##### Dataset excerpts
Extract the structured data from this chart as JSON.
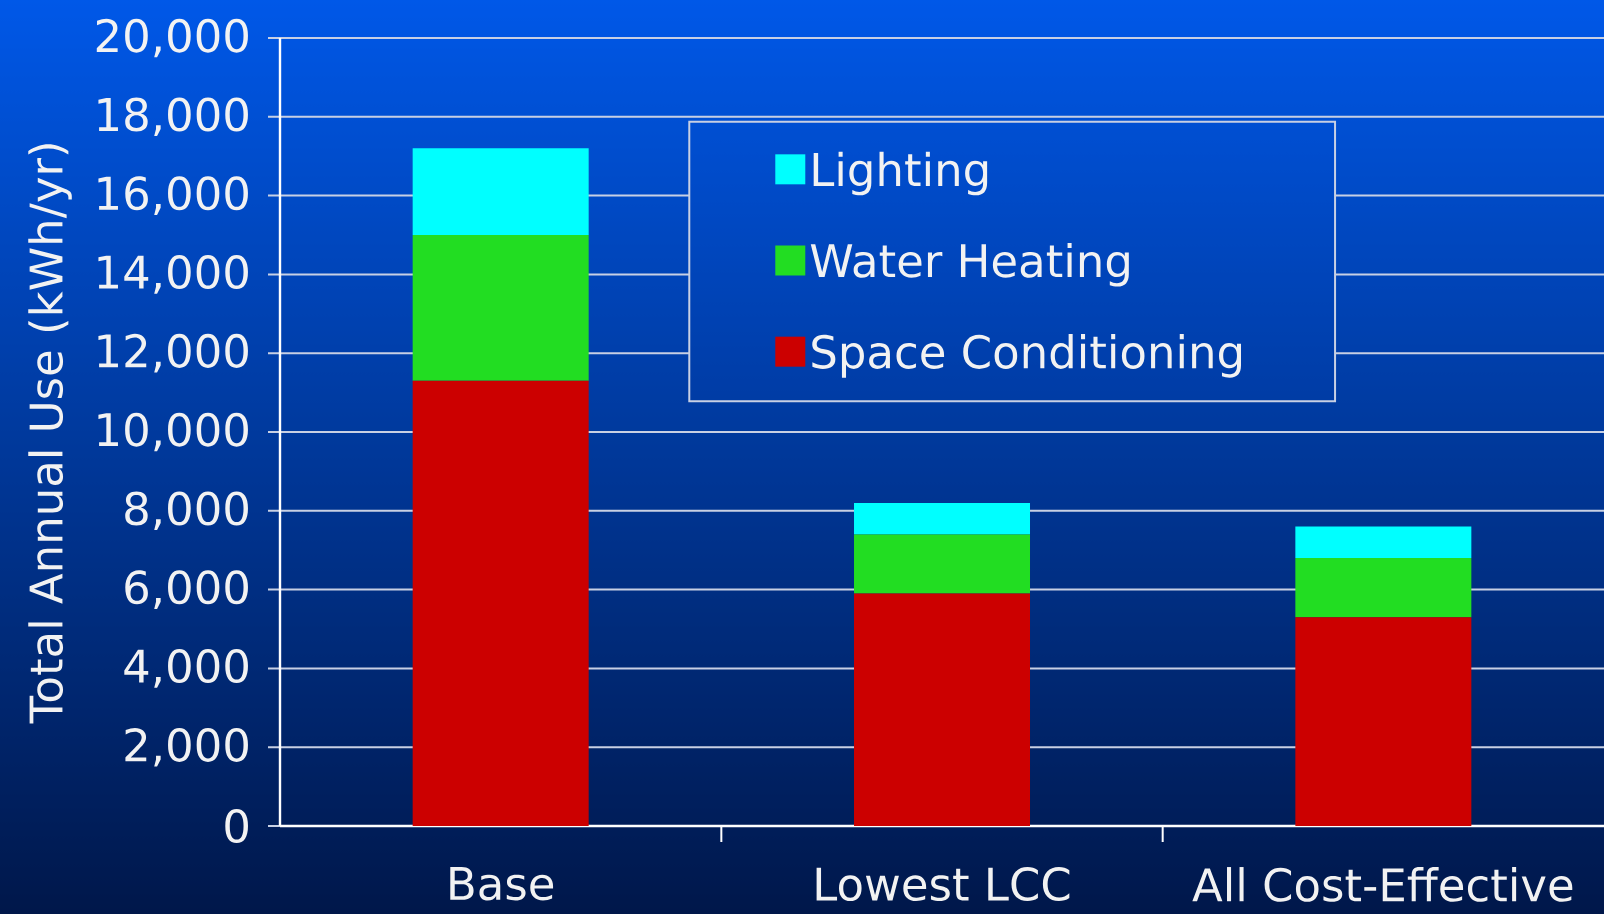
{
  "chart_data": {
    "type": "bar",
    "stacked": true,
    "ylabel": "Total Annual Use (kWh/yr)",
    "categories": [
      "Base",
      "Lowest LCC",
      "All Cost-Effective"
    ],
    "series": [
      {
        "name": "Space Conditioning",
        "color": "#cc0000",
        "values": [
          11300,
          5900,
          5300
        ]
      },
      {
        "name": "Water Heating",
        "color": "#22dd22",
        "values": [
          3700,
          1500,
          1500
        ]
      },
      {
        "name": "Lighting",
        "color": "#00ffff",
        "values": [
          2200,
          800,
          800
        ]
      }
    ],
    "ylim": [
      0,
      20000
    ],
    "yticks": [
      0,
      {
        "value": 2000,
        "label": "2,000"
      },
      {
        "value": 4000,
        "label": "4,000"
      },
      {
        "value": 6000,
        "label": "6,000"
      },
      {
        "value": 8000,
        "label": "8,000"
      },
      {
        "value": 10000,
        "label": "10,000"
      },
      {
        "value": 12000,
        "label": "12,000"
      },
      {
        "value": 14000,
        "label": "14,000"
      },
      {
        "value": 16000,
        "label": "16,000"
      },
      {
        "value": 18000,
        "label": "18,000"
      },
      {
        "value": 20000,
        "label": "20,000"
      }
    ],
    "grid": "y",
    "legend": "top"
  }
}
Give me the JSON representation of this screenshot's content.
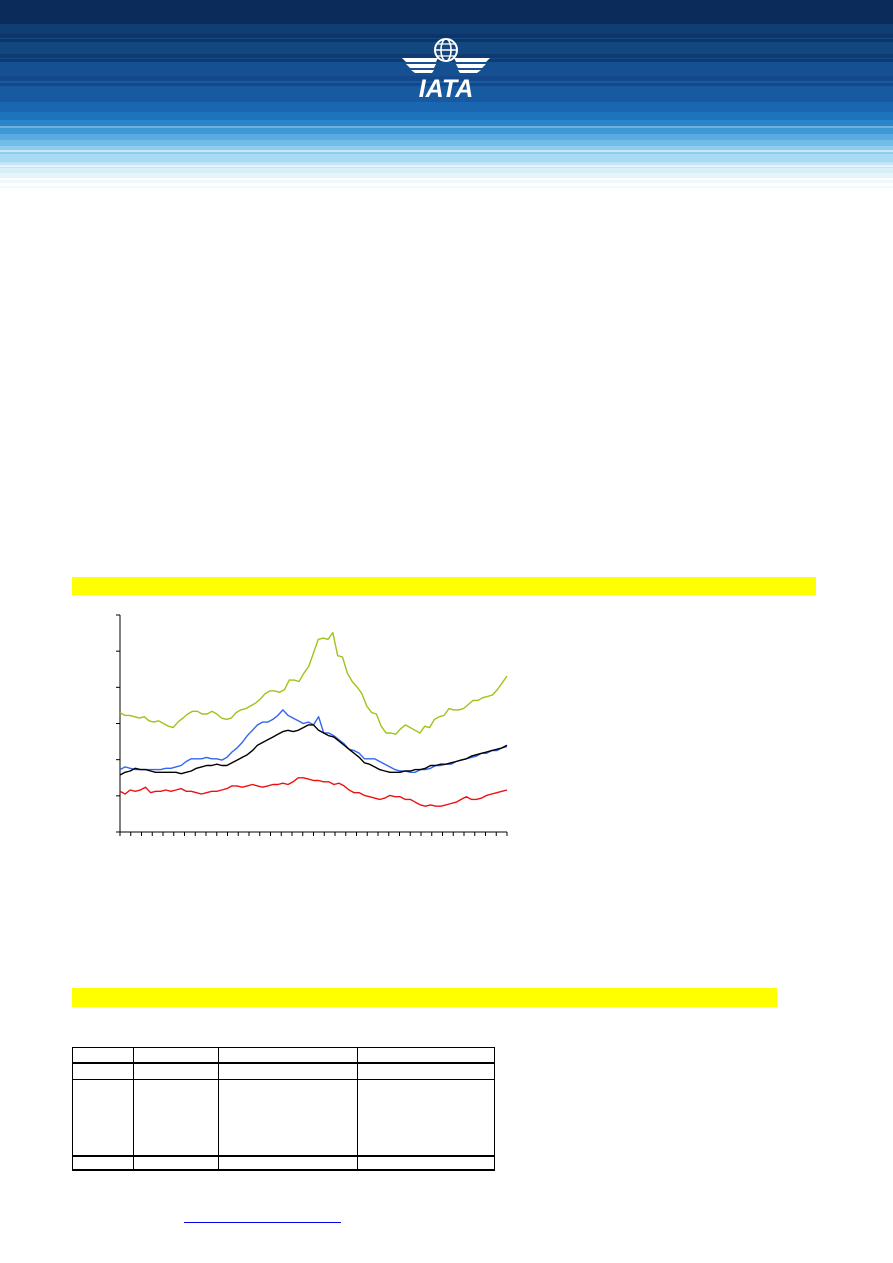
{
  "header": {
    "logo_text": "IATA",
    "colors": {
      "navy": "#0b2f5e",
      "mid_blue": "#1e6fb3",
      "light_blue": "#7fc4ea",
      "pale_blue": "#dff2fb"
    }
  },
  "highlights": {
    "color": "#ffff00"
  },
  "chart_data": {
    "type": "line",
    "title": "",
    "xlabel": "",
    "ylabel": "",
    "grid": false,
    "legend": "none",
    "series": [
      {
        "color": "#9dc41a",
        "values": [
          128,
          126,
          126,
          125,
          124,
          125,
          122,
          121,
          122,
          120,
          118,
          117,
          121,
          124,
          127,
          129,
          129,
          127,
          127,
          129,
          127,
          124,
          123,
          124,
          128,
          130,
          131,
          133,
          135,
          138,
          142,
          144,
          144,
          143,
          145,
          152,
          152,
          151,
          157,
          162,
          172,
          182,
          183,
          182,
          187,
          170,
          169,
          157,
          151,
          147,
          142,
          133,
          128,
          127,
          118,
          113,
          113,
          112,
          116,
          119,
          117,
          115,
          113,
          118,
          117,
          123,
          125,
          126,
          131,
          130,
          130,
          131,
          134,
          137,
          137,
          139,
          140,
          141,
          145,
          150,
          155
        ]
      },
      {
        "color": "#3366ee",
        "values": [
          86,
          88,
          87,
          86,
          86,
          86,
          86,
          86,
          86,
          87,
          87,
          88,
          89,
          92,
          94,
          94,
          94,
          95,
          94,
          94,
          93,
          95,
          99,
          102,
          106,
          111,
          115,
          119,
          121,
          121,
          123,
          126,
          130,
          126,
          124,
          122,
          120,
          121,
          119,
          125,
          113,
          113,
          111,
          108,
          105,
          101,
          100,
          98,
          94,
          94,
          94,
          92,
          90,
          88,
          86,
          85,
          85,
          84,
          84,
          86,
          86,
          87,
          89,
          89,
          90,
          90,
          92,
          93,
          94,
          95,
          96,
          98,
          98,
          100,
          100,
          102,
          103
        ]
      },
      {
        "color": "#000000",
        "values": [
          82,
          84,
          85,
          87,
          86,
          86,
          85,
          84,
          84,
          84,
          84,
          84,
          83,
          84,
          85,
          87,
          88,
          89,
          89,
          90,
          89,
          89,
          91,
          93,
          95,
          97,
          100,
          104,
          106,
          108,
          110,
          112,
          114,
          115,
          114,
          115,
          117,
          119,
          119,
          115,
          113,
          111,
          110,
          107,
          104,
          101,
          98,
          95,
          91,
          90,
          88,
          86,
          85,
          84,
          84,
          84,
          85,
          85,
          86,
          86,
          87,
          89,
          89,
          90,
          90,
          91,
          92,
          93,
          94,
          96,
          97,
          98,
          99,
          100,
          101,
          102,
          104
        ]
      },
      {
        "color": "#ee1111",
        "values": [
          70,
          68,
          71,
          70,
          71,
          73,
          69,
          70,
          70,
          71,
          70,
          71,
          72,
          70,
          70,
          69,
          68,
          69,
          70,
          70,
          71,
          72,
          74,
          74,
          73,
          74,
          75,
          74,
          73,
          74,
          75,
          75,
          76,
          75,
          77,
          80,
          80,
          79,
          78,
          78,
          77,
          77,
          75,
          76,
          74,
          71,
          69,
          69,
          67,
          66,
          65,
          64,
          65,
          67,
          66,
          66,
          64,
          64,
          62,
          60,
          59,
          60,
          59,
          59,
          60,
          61,
          62,
          64,
          66,
          64,
          64,
          65,
          67,
          68,
          69,
          70,
          71
        ]
      }
    ],
    "ylim": [
      40,
      200
    ],
    "y_ticks": 7,
    "x_ticks": 37
  }
}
##########
Set task → Extract all the entries word for word; omit any pictures.

The result →
Extract the structured data from this chart as JSON.
{
  "chart_data": {
    "type": "bar",
    "stacked": true,
    "ylabel": "Total Annual Use (kWh/yr)",
    "categories": [
      "Base",
      "Lowest LCC",
      "All Cost-Effective"
    ],
    "series": [
      {
        "name": "Space Conditioning",
        "color": "#cc0000",
        "values": [
          11300,
          5900,
          5300
        ]
      },
      {
        "name": "Water Heating",
        "color": "#22dd22",
        "values": [
          3700,
          1500,
          1500
        ]
      },
      {
        "name": "Lighting",
        "color": "#00ffff",
        "values": [
          2200,
          800,
          800
        ]
      }
    ],
    "ylim": [
      0,
      20000
    ],
    "yticks": [
      0,
      {
        "value": 2000,
        "label": "2,000"
      },
      {
        "value": 4000,
        "label": "4,000"
      },
      {
        "value": 6000,
        "label": "6,000"
      },
      {
        "value": 8000,
        "label": "8,000"
      },
      {
        "value": 10000,
        "label": "10,000"
      },
      {
        "value": 12000,
        "label": "12,000"
      },
      {
        "value": 14000,
        "label": "14,000"
      },
      {
        "value": 16000,
        "label": "16,000"
      },
      {
        "value": 18000,
        "label": "18,000"
      },
      {
        "value": 20000,
        "label": "20,000"
      }
    ],
    "grid": "y",
    "legend": "top"
  }
}
Give me the JSON representation of this screenshot's content.
{
  "header": {
    "logo_text": "IATA",
    "colors": {
      "navy": "#0b2f5e",
      "mid_blue": "#1e6fb3",
      "light_blue": "#7fc4ea",
      "pale_blue": "#dff2fb"
    }
  },
  "highlights": {
    "color": "#ffff00"
  },
  "chart_data": {
    "type": "line",
    "title": "",
    "xlabel": "",
    "ylabel": "",
    "grid": false,
    "legend": "none",
    "series": [
      {
        "color": "#9dc41a",
        "values": [
          128,
          126,
          126,
          125,
          124,
          125,
          122,
          121,
          122,
          120,
          118,
          117,
          121,
          124,
          127,
          129,
          129,
          127,
          127,
          129,
          127,
          124,
          123,
          124,
          128,
          130,
          131,
          133,
          135,
          138,
          142,
          144,
          144,
          143,
          145,
          152,
          152,
          151,
          157,
          162,
          172,
          182,
          183,
          182,
          187,
          170,
          169,
          157,
          151,
          147,
          142,
          133,
          128,
          127,
          118,
          113,
          113,
          112,
          116,
          119,
          117,
          115,
          113,
          118,
          117,
          123,
          125,
          126,
          131,
          130,
          130,
          131,
          134,
          137,
          137,
          139,
          140,
          141,
          145,
          150,
          155
        ]
      },
      {
        "color": "#3366ee",
        "values": [
          86,
          88,
          87,
          86,
          86,
          86,
          86,
          86,
          86,
          87,
          87,
          88,
          89,
          92,
          94,
          94,
          94,
          95,
          94,
          94,
          93,
          95,
          99,
          102,
          106,
          111,
          115,
          119,
          121,
          121,
          123,
          126,
          130,
          126,
          124,
          122,
          120,
          121,
          119,
          125,
          113,
          113,
          111,
          108,
          105,
          101,
          100,
          98,
          94,
          94,
          94,
          92,
          90,
          88,
          86,
          85,
          85,
          84,
          84,
          86,
          86,
          87,
          89,
          89,
          90,
          90,
          92,
          93,
          94,
          95,
          96,
          98,
          98,
          100,
          100,
          102,
          103
        ]
      },
      {
        "color": "#000000",
        "values": [
          82,
          84,
          85,
          87,
          86,
          86,
          85,
          84,
          84,
          84,
          84,
          84,
          83,
          84,
          85,
          87,
          88,
          89,
          89,
          90,
          89,
          89,
          91,
          93,
          95,
          97,
          100,
          104,
          106,
          108,
          110,
          112,
          114,
          115,
          114,
          115,
          117,
          119,
          119,
          115,
          113,
          111,
          110,
          107,
          104,
          101,
          98,
          95,
          91,
          90,
          88,
          86,
          85,
          84,
          84,
          84,
          85,
          85,
          86,
          86,
          87,
          89,
          89,
          90,
          90,
          91,
          92,
          93,
          94,
          96,
          97,
          98,
          99,
          100,
          101,
          102,
          104
        ]
      },
      {
        "color": "#ee1111",
        "values": [
          70,
          68,
          71,
          70,
          71,
          73,
          69,
          70,
          70,
          71,
          70,
          71,
          72,
          70,
          70,
          69,
          68,
          69,
          70,
          70,
          71,
          72,
          74,
          74,
          73,
          74,
          75,
          74,
          73,
          74,
          75,
          75,
          76,
          75,
          77,
          80,
          80,
          79,
          78,
          78,
          77,
          77,
          75,
          76,
          74,
          71,
          69,
          69,
          67,
          66,
          65,
          64,
          65,
          67,
          66,
          66,
          64,
          64,
          62,
          60,
          59,
          60,
          59,
          59,
          60,
          61,
          62,
          64,
          66,
          64,
          64,
          65,
          67,
          68,
          69,
          70,
          71
        ]
      }
    ],
    "ylim": [
      40,
      200
    ],
    "y_ticks": 7,
    "x_ticks": 37
  }
}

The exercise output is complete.